>> Start Text passage

OpenJurist

116 F3d 487 United States v. Laird

116 F.3d 487

UNITED STATES of America, Plaintiff-Appellee,
v.
Howard LAIRD, Defendant-Appellant.

No. 96-50272.

United States Court of Appeals, Ninth Circuit.

Argued and Submitted June 5, 1997.
Decided June 16, 1997.

NOTICE: Ninth Circuit Rule 36-3 provides that dispositions other than opinions or orders designated for publication are not precedential and should not be cited except when relevant under the doctrines of law of the case, res judicata, or collateral estoppel.

Appeal from the United States District Court for the Central District of California, No. CR-93-01085-TJH; Terry J. Hatter, Jr., District Judge, Presiding.

Before: HUG, Chief Judge; FERNANDEZ and RYMER, Circuit Judges.

1

MEMORANDUM*

2

Howard Laird appeals from his sentence following his guilty plea to mail fraud, in violation of 18 U.S.C. § 1341, tax evasion, in violation of 26 U.S.C. § 7201, and aiding and assisting in the preparing and presentation to the Internal Revenue Service of a false corporate tax return, in violation of 26 U.S.C. § 7206(2). We have jurisdiction, 28 U.S.C. § 1291 and 18 U.S.C. § 3742, and affirm.

3

* Laird's plea agreement waived his right to appeal "any sentence imposed by the Court so long as it is within the statutory maximum sentence as it is described within paragraph 3 of this agreement" except with respect to the amount of fraud loss and the amount of tax loss. He does not argue that his plea agreement was not voluntary and knowing. Laird contends, however, that the district court's oral notification at sentencing that he had ten days to file any appeal voided the waiver in the plea agreement. We disagree.

4

Laird relies on United States v. Buchanan, 59 F.3d 914, 917 (9th Cir.), cert. denied, 116 S.Ct. 430 (1995), in which we held that the sentencing judge's oral notification of a right to appeal could have instilled a reasonable expectation in the defendant, notwithstanding the waiver of his right to appeal in the plea agreement. However, the circumstances here are quite different because Laird only agreed to a partial waiver of his right to appeal. Therefore, the district court's advice at Laird's sentencing was not inconsistent with, and did not nullify, the terms of his plea agreement. Under the circumstances, and solely on the basis of the district court's statement at sentencing, Laird could not reasonably expect a right to appeal issues other than those specifically authorized by his plea agreement.

>> End Text passage
>> Start Entries supplied

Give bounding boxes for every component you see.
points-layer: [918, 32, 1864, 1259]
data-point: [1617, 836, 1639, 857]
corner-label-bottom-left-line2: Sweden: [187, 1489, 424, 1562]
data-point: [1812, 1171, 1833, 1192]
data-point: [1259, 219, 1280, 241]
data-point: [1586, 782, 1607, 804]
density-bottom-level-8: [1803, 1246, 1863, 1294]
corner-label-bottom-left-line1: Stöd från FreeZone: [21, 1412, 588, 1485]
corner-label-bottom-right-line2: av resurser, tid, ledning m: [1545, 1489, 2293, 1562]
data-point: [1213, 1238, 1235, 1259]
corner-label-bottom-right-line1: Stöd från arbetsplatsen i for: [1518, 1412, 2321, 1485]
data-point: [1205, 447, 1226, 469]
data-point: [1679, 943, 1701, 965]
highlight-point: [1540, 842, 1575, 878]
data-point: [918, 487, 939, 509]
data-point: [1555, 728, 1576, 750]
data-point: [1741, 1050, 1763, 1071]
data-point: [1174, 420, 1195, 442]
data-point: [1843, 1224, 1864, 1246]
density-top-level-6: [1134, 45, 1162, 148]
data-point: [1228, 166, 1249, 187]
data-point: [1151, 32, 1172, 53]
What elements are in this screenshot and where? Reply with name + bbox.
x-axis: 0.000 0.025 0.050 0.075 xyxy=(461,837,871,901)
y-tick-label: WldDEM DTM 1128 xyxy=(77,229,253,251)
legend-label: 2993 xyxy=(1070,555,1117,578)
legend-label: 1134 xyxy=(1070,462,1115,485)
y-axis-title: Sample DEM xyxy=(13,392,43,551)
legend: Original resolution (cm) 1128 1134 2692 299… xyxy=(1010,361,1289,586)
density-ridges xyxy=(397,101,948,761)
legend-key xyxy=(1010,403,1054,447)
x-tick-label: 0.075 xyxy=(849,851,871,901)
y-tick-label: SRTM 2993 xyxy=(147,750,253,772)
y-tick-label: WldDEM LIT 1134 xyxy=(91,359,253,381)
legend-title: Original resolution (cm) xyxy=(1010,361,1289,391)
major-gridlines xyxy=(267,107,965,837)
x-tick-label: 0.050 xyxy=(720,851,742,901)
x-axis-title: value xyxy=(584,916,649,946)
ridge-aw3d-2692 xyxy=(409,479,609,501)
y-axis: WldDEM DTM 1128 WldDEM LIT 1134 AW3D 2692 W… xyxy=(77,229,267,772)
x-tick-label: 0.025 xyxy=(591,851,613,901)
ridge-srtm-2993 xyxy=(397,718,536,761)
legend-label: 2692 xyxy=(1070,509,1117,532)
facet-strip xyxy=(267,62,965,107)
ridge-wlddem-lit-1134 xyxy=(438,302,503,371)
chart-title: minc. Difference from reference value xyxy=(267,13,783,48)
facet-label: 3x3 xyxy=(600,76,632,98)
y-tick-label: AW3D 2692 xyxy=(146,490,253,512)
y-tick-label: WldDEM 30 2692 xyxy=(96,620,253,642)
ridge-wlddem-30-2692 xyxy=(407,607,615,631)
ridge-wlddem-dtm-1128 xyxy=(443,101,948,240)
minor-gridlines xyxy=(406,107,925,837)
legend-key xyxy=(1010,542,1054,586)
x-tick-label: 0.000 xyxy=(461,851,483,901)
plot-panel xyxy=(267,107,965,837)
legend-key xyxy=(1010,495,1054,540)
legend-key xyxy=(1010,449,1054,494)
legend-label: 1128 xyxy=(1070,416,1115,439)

>> End Entries supplied

■ **Exercise 1**
Copy the listing exactly, starting at its first line and ending at the line that contains "ridge-wlddem-lit-1134 xyxy=(438,302,503,371)", with both of those lines included.
■ **Exercise 2**
Continue the court memorandum on Howard Laird's sentencing appeal from the point where it stops.

■ **Expected output 1**
Give bounding boxes for every component you see.
points-layer: [918, 32, 1864, 1259]
data-point: [1617, 836, 1639, 857]
corner-label-bottom-left-line2: Sweden: [187, 1489, 424, 1562]
data-point: [1812, 1171, 1833, 1192]
data-point: [1259, 219, 1280, 241]
data-point: [1586, 782, 1607, 804]
density-bottom-level-8: [1803, 1246, 1863, 1294]
corner-label-bottom-left-line1: Stöd från FreeZone: [21, 1412, 588, 1485]
corner-label-bottom-right-line2: av resurser, tid, ledning m: [1545, 1489, 2293, 1562]
data-point: [1213, 1238, 1235, 1259]
corner-label-bottom-right-line1: Stöd från arbetsplatsen i for: [1518, 1412, 2321, 1485]
data-point: [1205, 447, 1226, 469]
data-point: [1679, 943, 1701, 965]
highlight-point: [1540, 842, 1575, 878]
data-point: [918, 487, 939, 509]
data-point: [1555, 728, 1576, 750]
data-point: [1741, 1050, 1763, 1071]
data-point: [1174, 420, 1195, 442]
data-point: [1843, 1224, 1864, 1246]
density-top-level-6: [1134, 45, 1162, 148]
data-point: [1228, 166, 1249, 187]
data-point: [1151, 32, 1172, 53]
What elements are in this screenshot and where? Reply with name + bbox.
x-axis: 0.000 0.025 0.050 0.075 xyxy=(461,837,871,901)
y-tick-label: WldDEM DTM 1128 xyxy=(77,229,253,251)
legend-label: 2993 xyxy=(1070,555,1117,578)
legend-label: 1134 xyxy=(1070,462,1115,485)
y-axis-title: Sample DEM xyxy=(13,392,43,551)
legend: Original resolution (cm) 1128 1134 2692 299… xyxy=(1010,361,1289,586)
density-ridges xyxy=(397,101,948,761)
legend-key xyxy=(1010,403,1054,447)
x-tick-label: 0.075 xyxy=(849,851,871,901)
y-tick-label: SRTM 2993 xyxy=(147,750,253,772)
y-tick-label: WldDEM LIT 1134 xyxy=(91,359,253,381)
legend-title: Original resolution (cm) xyxy=(1010,361,1289,391)
major-gridlines xyxy=(267,107,965,837)
x-tick-label: 0.050 xyxy=(720,851,742,901)
x-axis-title: value xyxy=(584,916,649,946)
ridge-aw3d-2692 xyxy=(409,479,609,501)
y-axis: WldDEM DTM 1128 WldDEM LIT 1134 AW3D 2692 W… xyxy=(77,229,267,772)
x-tick-label: 0.025 xyxy=(591,851,613,901)
ridge-srtm-2993 xyxy=(397,718,536,761)
legend-label: 2692 xyxy=(1070,509,1117,532)
facet-strip xyxy=(267,62,965,107)
ridge-wlddem-lit-1134 xyxy=(438,302,503,371)

■ **Expected output 2**
II

5

Laird argues that the district court erred in denying him a sentence reduction for aberrant behavior, but we lack jurisdiction to consider a discretionary decision not to depart downward. United States v. Morales, 898 F.2d 99 (9th Cir.1990).

III

6

Laird contends that the government breached the plea agreement by not recommending a three-point reduction to the sentencing court for acceptance of responsibility under U.S.S.G. § 3E1.1. He seeks a remand for specific performance by the government. Even though the government did fail to argue for a three-point reduction and may thus technically have breached the plea agreement, the breach, if any, is not material because Laird's sentencing proceeded--without objection--under the 1988 Guidelines, which, although more favorable to him in calculating loss under § 2F1.1, only permit a two-level reduction under § 3E1.1.1 The presentence report specifically noted the two-level reduction limit under the 1988 Guidelines.2 As Laird raised neither the issue of breach by the government nor the issue of acceptance of responsibility before the district court, we will not consider any § 3E1.1 issues on appeal. See United States v. Robertson, 52 F.3d 789, 792 (9th Cir.1994).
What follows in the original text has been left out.